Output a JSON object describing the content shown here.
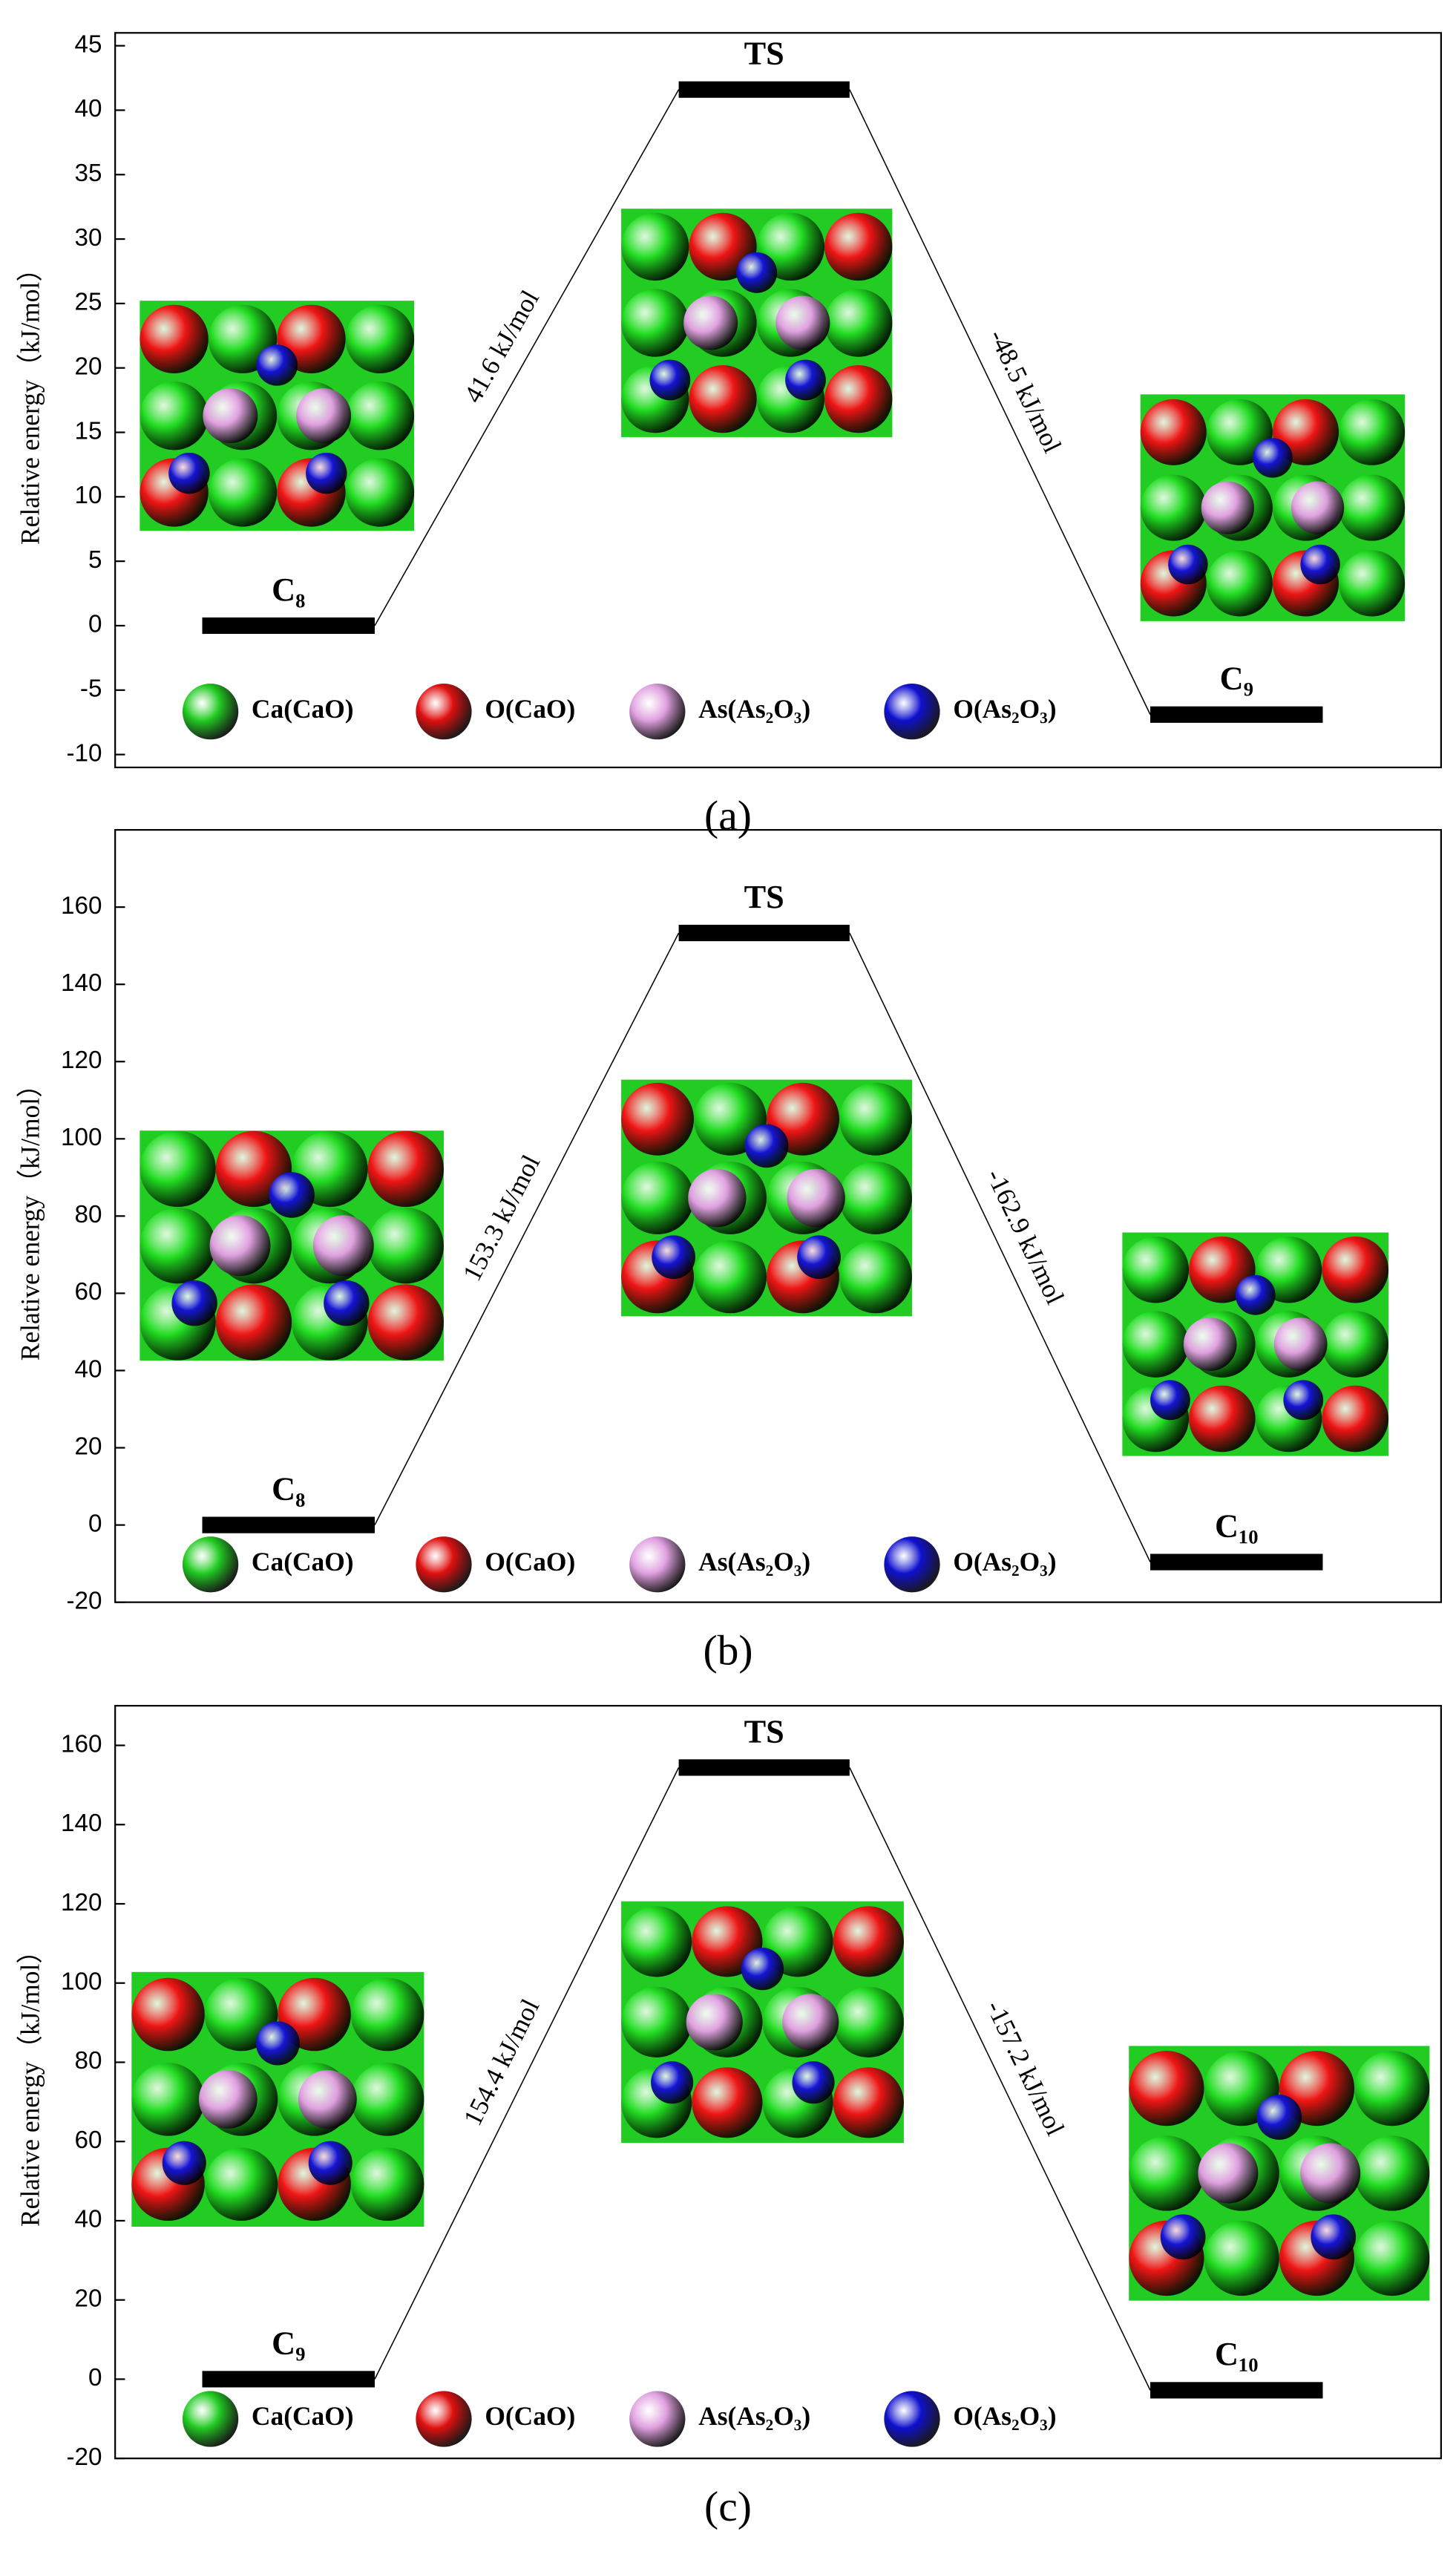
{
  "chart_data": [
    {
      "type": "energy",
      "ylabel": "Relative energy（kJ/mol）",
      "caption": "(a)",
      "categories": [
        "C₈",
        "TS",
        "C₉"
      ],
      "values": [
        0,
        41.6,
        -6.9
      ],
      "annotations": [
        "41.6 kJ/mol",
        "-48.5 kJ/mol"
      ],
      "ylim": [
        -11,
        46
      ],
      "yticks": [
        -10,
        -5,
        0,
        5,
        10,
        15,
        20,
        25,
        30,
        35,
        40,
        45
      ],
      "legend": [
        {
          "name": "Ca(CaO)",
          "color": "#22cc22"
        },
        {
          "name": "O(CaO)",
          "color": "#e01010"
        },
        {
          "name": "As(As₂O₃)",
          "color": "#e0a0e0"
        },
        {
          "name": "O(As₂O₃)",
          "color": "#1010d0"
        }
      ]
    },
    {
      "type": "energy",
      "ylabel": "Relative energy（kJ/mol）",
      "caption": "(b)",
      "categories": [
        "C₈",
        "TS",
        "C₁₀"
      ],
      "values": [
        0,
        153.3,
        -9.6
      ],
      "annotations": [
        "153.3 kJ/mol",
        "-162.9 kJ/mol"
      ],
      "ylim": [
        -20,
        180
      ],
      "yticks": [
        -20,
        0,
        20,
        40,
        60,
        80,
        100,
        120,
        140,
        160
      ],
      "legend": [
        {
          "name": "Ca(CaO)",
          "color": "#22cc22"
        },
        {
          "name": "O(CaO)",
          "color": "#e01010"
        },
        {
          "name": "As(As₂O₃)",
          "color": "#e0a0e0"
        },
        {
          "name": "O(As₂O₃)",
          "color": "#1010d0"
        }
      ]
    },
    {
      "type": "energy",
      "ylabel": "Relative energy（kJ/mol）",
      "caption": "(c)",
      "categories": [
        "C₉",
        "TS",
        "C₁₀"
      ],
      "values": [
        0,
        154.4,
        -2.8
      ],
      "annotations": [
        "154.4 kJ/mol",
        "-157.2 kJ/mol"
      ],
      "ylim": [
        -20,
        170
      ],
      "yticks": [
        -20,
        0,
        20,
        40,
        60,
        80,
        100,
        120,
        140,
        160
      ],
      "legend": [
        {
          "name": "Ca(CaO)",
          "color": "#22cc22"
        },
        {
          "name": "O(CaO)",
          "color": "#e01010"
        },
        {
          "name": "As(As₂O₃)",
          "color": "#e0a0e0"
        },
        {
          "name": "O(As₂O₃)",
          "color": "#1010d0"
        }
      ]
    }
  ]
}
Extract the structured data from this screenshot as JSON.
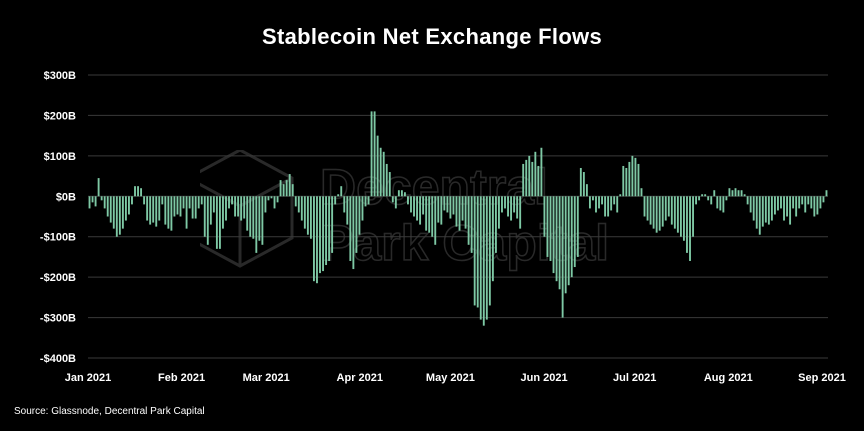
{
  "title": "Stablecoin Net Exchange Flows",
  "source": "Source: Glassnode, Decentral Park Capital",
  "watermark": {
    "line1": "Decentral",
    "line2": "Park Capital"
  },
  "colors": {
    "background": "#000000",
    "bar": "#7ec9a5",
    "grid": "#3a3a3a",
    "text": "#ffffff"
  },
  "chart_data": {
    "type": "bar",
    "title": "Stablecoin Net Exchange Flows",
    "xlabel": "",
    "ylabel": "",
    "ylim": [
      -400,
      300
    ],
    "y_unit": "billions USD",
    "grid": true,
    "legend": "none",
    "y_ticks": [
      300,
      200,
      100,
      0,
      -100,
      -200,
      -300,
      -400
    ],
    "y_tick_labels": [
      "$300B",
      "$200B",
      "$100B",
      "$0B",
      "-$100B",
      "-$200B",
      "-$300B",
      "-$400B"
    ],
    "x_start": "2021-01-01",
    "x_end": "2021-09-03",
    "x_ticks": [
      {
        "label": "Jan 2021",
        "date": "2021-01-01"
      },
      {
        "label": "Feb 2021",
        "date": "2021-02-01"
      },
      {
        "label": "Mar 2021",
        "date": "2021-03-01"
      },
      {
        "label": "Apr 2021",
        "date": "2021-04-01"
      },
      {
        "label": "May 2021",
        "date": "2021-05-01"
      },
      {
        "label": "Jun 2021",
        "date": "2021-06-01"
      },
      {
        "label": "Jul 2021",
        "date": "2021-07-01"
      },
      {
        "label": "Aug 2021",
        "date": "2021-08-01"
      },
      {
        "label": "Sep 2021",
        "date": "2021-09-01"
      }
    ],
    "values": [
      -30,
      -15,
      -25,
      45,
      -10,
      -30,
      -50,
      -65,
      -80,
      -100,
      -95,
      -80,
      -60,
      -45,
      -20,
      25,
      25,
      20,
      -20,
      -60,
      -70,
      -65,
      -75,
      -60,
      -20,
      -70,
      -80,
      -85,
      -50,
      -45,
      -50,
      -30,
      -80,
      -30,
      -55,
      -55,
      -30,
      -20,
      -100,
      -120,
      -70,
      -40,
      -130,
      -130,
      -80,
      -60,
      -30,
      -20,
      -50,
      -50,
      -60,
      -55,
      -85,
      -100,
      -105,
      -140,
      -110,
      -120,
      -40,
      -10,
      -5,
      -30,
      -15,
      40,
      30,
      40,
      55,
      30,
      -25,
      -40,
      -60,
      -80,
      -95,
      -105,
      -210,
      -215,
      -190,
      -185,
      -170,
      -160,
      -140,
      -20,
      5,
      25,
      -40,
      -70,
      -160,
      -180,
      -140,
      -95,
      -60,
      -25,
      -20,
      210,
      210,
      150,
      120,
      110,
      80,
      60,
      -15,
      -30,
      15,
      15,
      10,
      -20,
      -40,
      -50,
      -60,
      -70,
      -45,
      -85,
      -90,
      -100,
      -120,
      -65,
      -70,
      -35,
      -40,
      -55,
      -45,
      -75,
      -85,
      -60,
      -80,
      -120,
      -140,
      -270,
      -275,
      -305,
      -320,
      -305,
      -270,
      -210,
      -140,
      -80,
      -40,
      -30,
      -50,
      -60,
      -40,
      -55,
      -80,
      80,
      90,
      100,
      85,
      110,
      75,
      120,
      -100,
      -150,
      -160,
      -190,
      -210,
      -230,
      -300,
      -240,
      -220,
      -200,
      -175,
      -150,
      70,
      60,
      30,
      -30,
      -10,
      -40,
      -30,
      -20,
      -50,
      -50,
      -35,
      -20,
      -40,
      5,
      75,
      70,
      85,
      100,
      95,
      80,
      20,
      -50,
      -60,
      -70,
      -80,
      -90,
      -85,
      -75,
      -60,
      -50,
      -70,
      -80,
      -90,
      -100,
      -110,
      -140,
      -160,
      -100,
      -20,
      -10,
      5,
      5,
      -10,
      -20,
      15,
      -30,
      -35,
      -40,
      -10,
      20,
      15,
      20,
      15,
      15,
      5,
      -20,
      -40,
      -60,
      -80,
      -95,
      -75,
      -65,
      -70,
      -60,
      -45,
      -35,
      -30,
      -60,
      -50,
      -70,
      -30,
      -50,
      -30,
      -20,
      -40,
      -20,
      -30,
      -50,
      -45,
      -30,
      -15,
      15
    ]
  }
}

....

- Set problem -
Leaving aside the images, write out the entries above word for word.

- Correct result -
Output a JSON object describing the content shown here.
{
  "chart_data": [
    {
      "type": "energy",
      "ylabel": "Relative energy（kJ/mol）",
      "caption": "(a)",
      "categories": [
        "C₈",
        "TS",
        "C₉"
      ],
      "values": [
        0,
        41.6,
        -6.9
      ],
      "annotations": [
        "41.6 kJ/mol",
        "-48.5 kJ/mol"
      ],
      "ylim": [
        -11,
        46
      ],
      "yticks": [
        -10,
        -5,
        0,
        5,
        10,
        15,
        20,
        25,
        30,
        35,
        40,
        45
      ],
      "legend": [
        {
          "name": "Ca(CaO)",
          "color": "#22cc22"
        },
        {
          "name": "O(CaO)",
          "color": "#e01010"
        },
        {
          "name": "As(As₂O₃)",
          "color": "#e0a0e0"
        },
        {
          "name": "O(As₂O₃)",
          "color": "#1010d0"
        }
      ]
    },
    {
      "type": "energy",
      "ylabel": "Relative energy（kJ/mol）",
      "caption": "(b)",
      "categories": [
        "C₈",
        "TS",
        "C₁₀"
      ],
      "values": [
        0,
        153.3,
        -9.6
      ],
      "annotations": [
        "153.3 kJ/mol",
        "-162.9 kJ/mol"
      ],
      "ylim": [
        -20,
        180
      ],
      "yticks": [
        -20,
        0,
        20,
        40,
        60,
        80,
        100,
        120,
        140,
        160
      ],
      "legend": [
        {
          "name": "Ca(CaO)",
          "color": "#22cc22"
        },
        {
          "name": "O(CaO)",
          "color": "#e01010"
        },
        {
          "name": "As(As₂O₃)",
          "color": "#e0a0e0"
        },
        {
          "name": "O(As₂O₃)",
          "color": "#1010d0"
        }
      ]
    },
    {
      "type": "energy",
      "ylabel": "Relative energy（kJ/mol）",
      "caption": "(c)",
      "categories": [
        "C₉",
        "TS",
        "C₁₀"
      ],
      "values": [
        0,
        154.4,
        -2.8
      ],
      "annotations": [
        "154.4 kJ/mol",
        "-157.2 kJ/mol"
      ],
      "ylim": [
        -20,
        170
      ],
      "yticks": [
        -20,
        0,
        20,
        40,
        60,
        80,
        100,
        120,
        140,
        160
      ],
      "legend": [
        {
          "name": "Ca(CaO)",
          "color": "#22cc22"
        },
        {
          "name": "O(CaO)",
          "color": "#e01010"
        },
        {
          "name": "As(As₂O₃)",
          "color": "#e0a0e0"
        },
        {
          "name": "O(As₂O₃)",
          "color": "#1010d0"
        }
      ]
    }
  ]
}
Extract the structured data from this screenshot as JSON.
{
  "title": "Stablecoin Net Exchange Flows",
  "source": "Source: Glassnode, Decentral Park Capital",
  "watermark": {
    "line1": "Decentral",
    "line2": "Park Capital"
  },
  "colors": {
    "background": "#000000",
    "bar": "#7ec9a5",
    "grid": "#3a3a3a",
    "text": "#ffffff"
  },
  "chart_data": {
    "type": "bar",
    "title": "Stablecoin Net Exchange Flows",
    "xlabel": "",
    "ylabel": "",
    "ylim": [
      -400,
      300
    ],
    "y_unit": "billions USD",
    "grid": true,
    "legend": "none",
    "y_ticks": [
      300,
      200,
      100,
      0,
      -100,
      -200,
      -300,
      -400
    ],
    "y_tick_labels": [
      "$300B",
      "$200B",
      "$100B",
      "$0B",
      "-$100B",
      "-$200B",
      "-$300B",
      "-$400B"
    ],
    "x_start": "2021-01-01",
    "x_end": "2021-09-03",
    "x_ticks": [
      {
        "label": "Jan 2021",
        "date": "2021-01-01"
      },
      {
        "label": "Feb 2021",
        "date": "2021-02-01"
      },
      {
        "label": "Mar 2021",
        "date": "2021-03-01"
      },
      {
        "label": "Apr 2021",
        "date": "2021-04-01"
      },
      {
        "label": "May 2021",
        "date": "2021-05-01"
      },
      {
        "label": "Jun 2021",
        "date": "2021-06-01"
      },
      {
        "label": "Jul 2021",
        "date": "2021-07-01"
      },
      {
        "label": "Aug 2021",
        "date": "2021-08-01"
      },
      {
        "label": "Sep 2021",
        "date": "2021-09-01"
      }
    ],
    "values": [
      -30,
      -15,
      -25,
      45,
      -10,
      -30,
      -50,
      -65,
      -80,
      -100,
      -95,
      -80,
      -60,
      -45,
      -20,
      25,
      25,
      20,
      -20,
      -60,
      -70,
      -65,
      -75,
      -60,
      -20,
      -70,
      -80,
      -85,
      -50,
      -45,
      -50,
      -30,
      -80,
      -30,
      -55,
      -55,
      -30,
      -20,
      -100,
      -120,
      -70,
      -40,
      -130,
      -130,
      -80,
      -60,
      -30,
      -20,
      -50,
      -50,
      -60,
      -55,
      -85,
      -100,
      -105,
      -140,
      -110,
      -120,
      -40,
      -10,
      -5,
      -30,
      -15,
      40,
      30,
      40,
      55,
      30,
      -25,
      -40,
      -60,
      -80,
      -95,
      -105,
      -210,
      -215,
      -190,
      -185,
      -170,
      -160,
      -140,
      -20,
      5,
      25,
      -40,
      -70,
      -160,
      -180,
      -140,
      -95,
      -60,
      -25,
      -20,
      210,
      210,
      150,
      120,
      110,
      80,
      60,
      -15,
      -30,
      15,
      15,
      10,
      -20,
      -40,
      -50,
      -60,
      -70,
      -45,
      -85,
      -90,
      -100,
      -120,
      -65,
      -70,
      -35,
      -40,
      -55,
      -45,
      -75,
      -85,
      -60,
      -80,
      -120,
      -140,
      -270,
      -275,
      -305,
      -320,
      -305,
      -270,
      -210,
      -140,
      -80,
      -40,
      -30,
      -50,
      -60,
      -40,
      -55,
      -80,
      80,
      90,
      100,
      85,
      110,
      75,
      120,
      -100,
      -150,
      -160,
      -190,
      -210,
      -230,
      -300,
      -240,
      -220,
      -200,
      -175,
      -150,
      70,
      60,
      30,
      -30,
      -10,
      -40,
      -30,
      -20,
      -50,
      -50,
      -35,
      -20,
      -40,
      5,
      75,
      70,
      85,
      100,
      95,
      80,
      20,
      -50,
      -60,
      -70,
      -80,
      -90,
      -85,
      -75,
      -60,
      -50,
      -70,
      -80,
      -90,
      -100,
      -110,
      -140,
      -160,
      -100,
      -20,
      -10,
      5,
      5,
      -10,
      -20,
      15,
      -30,
      -35,
      -40,
      -10,
      20,
      15,
      20,
      15,
      15,
      5,
      -20,
      -40,
      -60,
      -80,
      -95,
      -75,
      -65,
      -70,
      -60,
      -45,
      -35,
      -30,
      -60,
      -50,
      -70,
      -30,
      -50,
      -30,
      -20,
      -40,
      -20,
      -30,
      -50,
      -45,
      -30,
      -15,
      15
    ]
  }
}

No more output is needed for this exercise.